▶ **WHAT IS ASKED**
Lines that hold the word "JSON" should be located and copied.

===== SUPPLIED ENTRIES =====

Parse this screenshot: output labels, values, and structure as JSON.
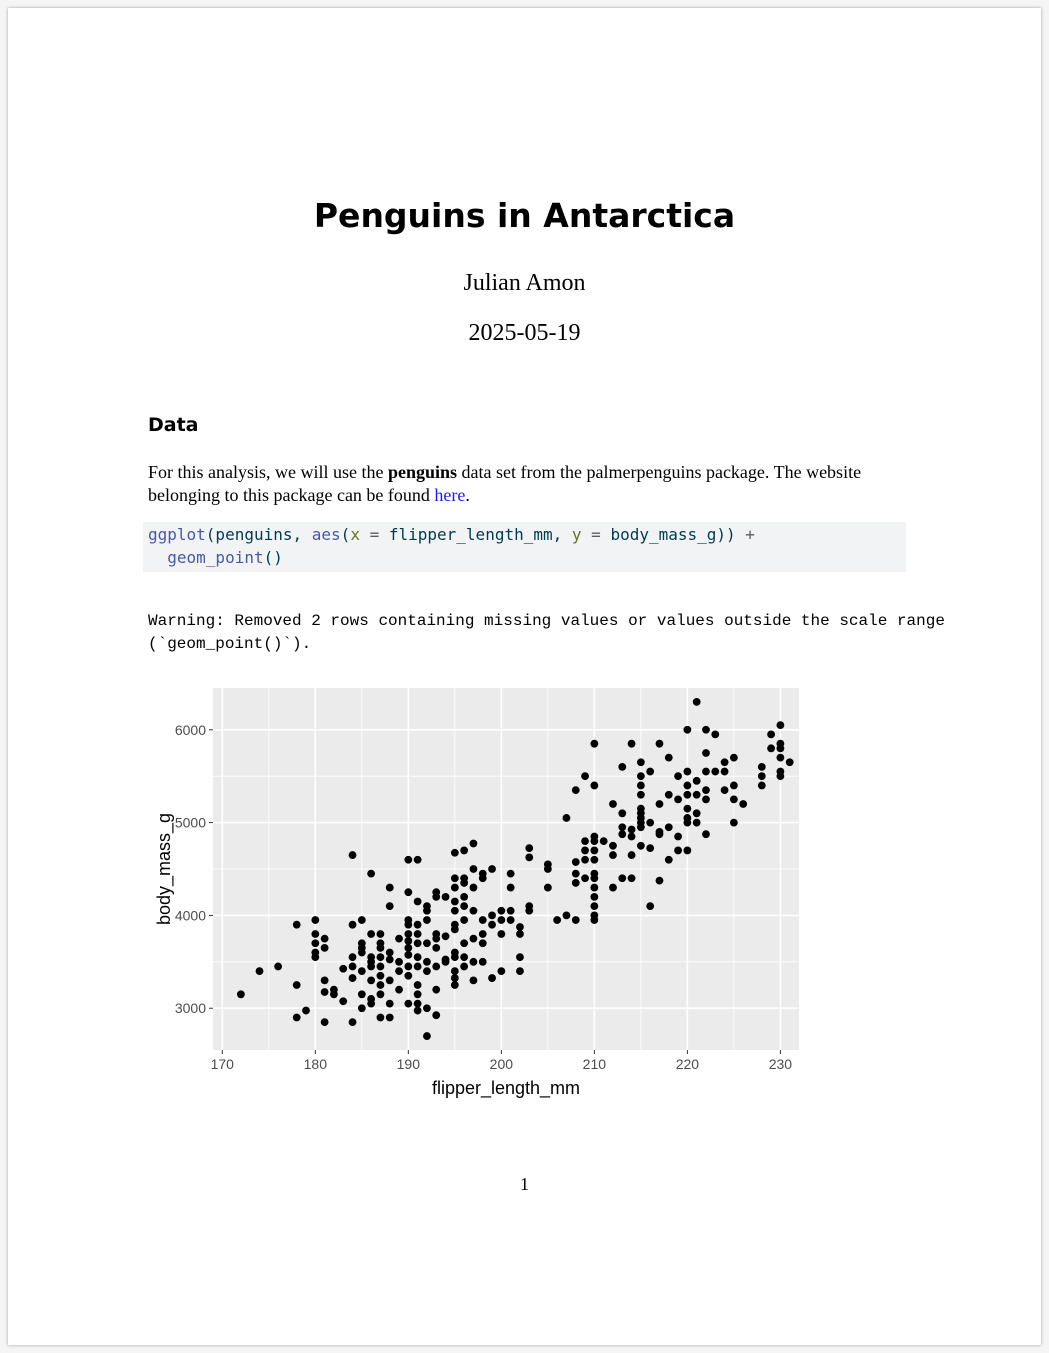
{
  "document": {
    "title": "Penguins in Antarctica",
    "author": "Julian Amon",
    "date": "2025-05-19",
    "section_heading": "Data",
    "paragraph": {
      "before": "For this analysis, we will use the ",
      "bold": "penguins",
      "middle": " data set from the palmerpenguins package.  The website belonging to this package can be found ",
      "link": "here",
      "after": "."
    },
    "code": {
      "line1": {
        "fn1": "ggplot",
        "t1": "(penguins, ",
        "fn2": "aes",
        "t2": "(",
        "a1": "x",
        "eq1": " = ",
        "t3": "flipper_length_mm, ",
        "a2": "y",
        "eq2": " = ",
        "t4": "body_mass_g)) ",
        "plus": "+"
      },
      "line2": {
        "indent": "  ",
        "fn": "geom_point",
        "t": "()"
      }
    },
    "warning_line1": "Warning: Removed 2 rows containing missing values or values outside the scale range",
    "warning_line2": "(`geom_point()`).",
    "page_number": "1"
  },
  "chart_data": {
    "type": "scatter",
    "xlabel": "flipper_length_mm",
    "ylabel": "body_mass_g",
    "xlim": [
      169,
      232
    ],
    "ylim": [
      2550,
      6450
    ],
    "xticks": [
      170,
      180,
      190,
      200,
      210,
      220,
      230
    ],
    "yticks": [
      3000,
      4000,
      5000,
      6000
    ],
    "grid": true,
    "colors": {
      "panel": "#ebebeb",
      "grid": "#ffffff",
      "point": "#000000"
    },
    "points": [
      [
        172,
        3150
      ],
      [
        174,
        3400
      ],
      [
        176,
        3450
      ],
      [
        178,
        3900
      ],
      [
        178,
        3250
      ],
      [
        178,
        2900
      ],
      [
        179,
        2975
      ],
      [
        180,
        3950
      ],
      [
        180,
        3800
      ],
      [
        180,
        3700
      ],
      [
        180,
        3600
      ],
      [
        180,
        3550
      ],
      [
        181,
        3750
      ],
      [
        181,
        3650
      ],
      [
        181,
        3300
      ],
      [
        181,
        3175
      ],
      [
        181,
        2850
      ],
      [
        182,
        3200
      ],
      [
        182,
        3150
      ],
      [
        183,
        3425
      ],
      [
        183,
        3075
      ],
      [
        184,
        3550
      ],
      [
        184,
        3900
      ],
      [
        184,
        4650
      ],
      [
        184,
        3450
      ],
      [
        184,
        3325
      ],
      [
        184,
        2850
      ],
      [
        185,
        3950
      ],
      [
        185,
        3700
      ],
      [
        185,
        3650
      ],
      [
        185,
        3600
      ],
      [
        185,
        3400
      ],
      [
        185,
        3150
      ],
      [
        185,
        3000
      ],
      [
        186,
        4450
      ],
      [
        186,
        3800
      ],
      [
        186,
        3550
      ],
      [
        186,
        3500
      ],
      [
        186,
        3450
      ],
      [
        186,
        3300
      ],
      [
        186,
        3100
      ],
      [
        186,
        3050
      ],
      [
        187,
        3800
      ],
      [
        187,
        3700
      ],
      [
        187,
        3650
      ],
      [
        187,
        3550
      ],
      [
        187,
        3450
      ],
      [
        187,
        3350
      ],
      [
        187,
        3250
      ],
      [
        187,
        3150
      ],
      [
        187,
        2900
      ],
      [
        188,
        4300
      ],
      [
        188,
        4100
      ],
      [
        188,
        3600
      ],
      [
        188,
        3525
      ],
      [
        188,
        3300
      ],
      [
        188,
        3050
      ],
      [
        188,
        2900
      ],
      [
        189,
        3750
      ],
      [
        189,
        3500
      ],
      [
        189,
        3400
      ],
      [
        189,
        3200
      ],
      [
        190,
        4600
      ],
      [
        190,
        4250
      ],
      [
        190,
        3950
      ],
      [
        190,
        3900
      ],
      [
        190,
        3800
      ],
      [
        190,
        3725
      ],
      [
        190,
        3650
      ],
      [
        190,
        3575
      ],
      [
        190,
        3450
      ],
      [
        190,
        3350
      ],
      [
        190,
        3050
      ],
      [
        191,
        4600
      ],
      [
        191,
        4150
      ],
      [
        191,
        3900
      ],
      [
        191,
        3800
      ],
      [
        191,
        3700
      ],
      [
        191,
        3550
      ],
      [
        191,
        3450
      ],
      [
        191,
        3250
      ],
      [
        191,
        3150
      ],
      [
        191,
        3050
      ],
      [
        191,
        2975
      ],
      [
        192,
        4100
      ],
      [
        192,
        4050
      ],
      [
        192,
        3950
      ],
      [
        192,
        3700
      ],
      [
        192,
        3500
      ],
      [
        192,
        3400
      ],
      [
        192,
        3000
      ],
      [
        192,
        2700
      ],
      [
        193,
        4250
      ],
      [
        193,
        4200
      ],
      [
        193,
        3800
      ],
      [
        193,
        3750
      ],
      [
        193,
        3650
      ],
      [
        193,
        3450
      ],
      [
        193,
        3200
      ],
      [
        193,
        2925
      ],
      [
        194,
        4200
      ],
      [
        194,
        3775
      ],
      [
        194,
        3525
      ],
      [
        194,
        3500
      ],
      [
        195,
        4675
      ],
      [
        195,
        4400
      ],
      [
        195,
        4300
      ],
      [
        195,
        4150
      ],
      [
        195,
        4050
      ],
      [
        195,
        3900
      ],
      [
        195,
        3850
      ],
      [
        195,
        3600
      ],
      [
        195,
        3550
      ],
      [
        195,
        3400
      ],
      [
        195,
        3325
      ],
      [
        195,
        3250
      ],
      [
        196,
        4700
      ],
      [
        196,
        4400
      ],
      [
        196,
        4350
      ],
      [
        196,
        4200
      ],
      [
        196,
        4100
      ],
      [
        196,
        3950
      ],
      [
        196,
        3700
      ],
      [
        196,
        3550
      ],
      [
        196,
        3450
      ],
      [
        197,
        4775
      ],
      [
        197,
        4500
      ],
      [
        197,
        4300
      ],
      [
        197,
        4050
      ],
      [
        197,
        3750
      ],
      [
        197,
        3500
      ],
      [
        197,
        3300
      ],
      [
        198,
        4450
      ],
      [
        198,
        4400
      ],
      [
        198,
        3950
      ],
      [
        198,
        3800
      ],
      [
        198,
        3700
      ],
      [
        198,
        3500
      ],
      [
        199,
        4500
      ],
      [
        199,
        4000
      ],
      [
        199,
        3900
      ],
      [
        199,
        3325
      ],
      [
        200,
        4050
      ],
      [
        200,
        3950
      ],
      [
        200,
        3800
      ],
      [
        200,
        3400
      ],
      [
        201,
        4450
      ],
      [
        201,
        4300
      ],
      [
        201,
        4050
      ],
      [
        201,
        3950
      ],
      [
        202,
        3875
      ],
      [
        202,
        3800
      ],
      [
        202,
        3550
      ],
      [
        202,
        3400
      ],
      [
        203,
        4725
      ],
      [
        203,
        4625
      ],
      [
        203,
        4100
      ],
      [
        203,
        4050
      ],
      [
        205,
        4550
      ],
      [
        205,
        4500
      ],
      [
        205,
        4300
      ],
      [
        206,
        3950
      ],
      [
        207,
        5050
      ],
      [
        207,
        4000
      ],
      [
        208,
        5350
      ],
      [
        208,
        4575
      ],
      [
        208,
        4450
      ],
      [
        208,
        4350
      ],
      [
        208,
        3950
      ],
      [
        209,
        5500
      ],
      [
        209,
        4800
      ],
      [
        209,
        4700
      ],
      [
        209,
        4600
      ],
      [
        209,
        4400
      ],
      [
        210,
        5850
      ],
      [
        210,
        5400
      ],
      [
        210,
        4850
      ],
      [
        210,
        4800
      ],
      [
        210,
        4700
      ],
      [
        210,
        4600
      ],
      [
        210,
        4450
      ],
      [
        210,
        4400
      ],
      [
        210,
        4300
      ],
      [
        210,
        4200
      ],
      [
        210,
        4100
      ],
      [
        210,
        4000
      ],
      [
        210,
        3950
      ],
      [
        211,
        4800
      ],
      [
        212,
        5200
      ],
      [
        212,
        4750
      ],
      [
        212,
        4650
      ],
      [
        212,
        4300
      ],
      [
        213,
        5600
      ],
      [
        213,
        5100
      ],
      [
        213,
        4950
      ],
      [
        213,
        4875
      ],
      [
        213,
        4400
      ],
      [
        214,
        5850
      ],
      [
        214,
        4925
      ],
      [
        214,
        4850
      ],
      [
        214,
        4650
      ],
      [
        214,
        4400
      ],
      [
        215,
        5650
      ],
      [
        215,
        5500
      ],
      [
        215,
        5400
      ],
      [
        215,
        5300
      ],
      [
        215,
        5150
      ],
      [
        215,
        5100
      ],
      [
        215,
        5050
      ],
      [
        215,
        5000
      ],
      [
        215,
        4950
      ],
      [
        215,
        4750
      ],
      [
        216,
        5550
      ],
      [
        216,
        5000
      ],
      [
        216,
        4725
      ],
      [
        216,
        4100
      ],
      [
        217,
        5850
      ],
      [
        217,
        5200
      ],
      [
        217,
        4900
      ],
      [
        217,
        4875
      ],
      [
        217,
        4375
      ],
      [
        218,
        5700
      ],
      [
        218,
        5300
      ],
      [
        218,
        4950
      ],
      [
        218,
        4600
      ],
      [
        219,
        5500
      ],
      [
        219,
        5250
      ],
      [
        219,
        4850
      ],
      [
        219,
        4700
      ],
      [
        220,
        6000
      ],
      [
        220,
        5550
      ],
      [
        220,
        5400
      ],
      [
        220,
        5300
      ],
      [
        220,
        5150
      ],
      [
        220,
        5050
      ],
      [
        220,
        5000
      ],
      [
        220,
        4700
      ],
      [
        221,
        6300
      ],
      [
        221,
        5450
      ],
      [
        221,
        5300
      ],
      [
        221,
        5100
      ],
      [
        221,
        5000
      ],
      [
        222,
        6000
      ],
      [
        222,
        5750
      ],
      [
        222,
        5550
      ],
      [
        222,
        5350
      ],
      [
        222,
        5250
      ],
      [
        222,
        4875
      ],
      [
        223,
        5950
      ],
      [
        223,
        5550
      ],
      [
        224,
        5650
      ],
      [
        224,
        5550
      ],
      [
        224,
        5350
      ],
      [
        225,
        5700
      ],
      [
        225,
        5400
      ],
      [
        225,
        5250
      ],
      [
        225,
        5000
      ],
      [
        226,
        5200
      ],
      [
        228,
        5600
      ],
      [
        228,
        5500
      ],
      [
        228,
        5400
      ],
      [
        229,
        5950
      ],
      [
        229,
        5800
      ],
      [
        230,
        6050
      ],
      [
        230,
        5850
      ],
      [
        230,
        5800
      ],
      [
        230,
        5700
      ],
      [
        230,
        5550
      ],
      [
        230,
        5500
      ],
      [
        231,
        5650
      ]
    ]
  }
}
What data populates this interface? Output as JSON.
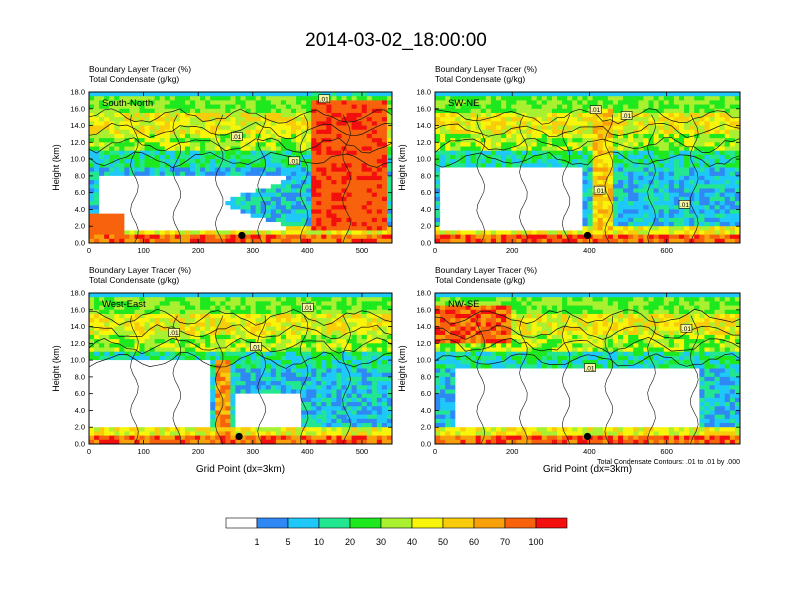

=====

▶ **EXPECTED ANSWER**
Parse this screenshot: output labels, values, and structure as JSON.
What data populates this interface? Output as JSON.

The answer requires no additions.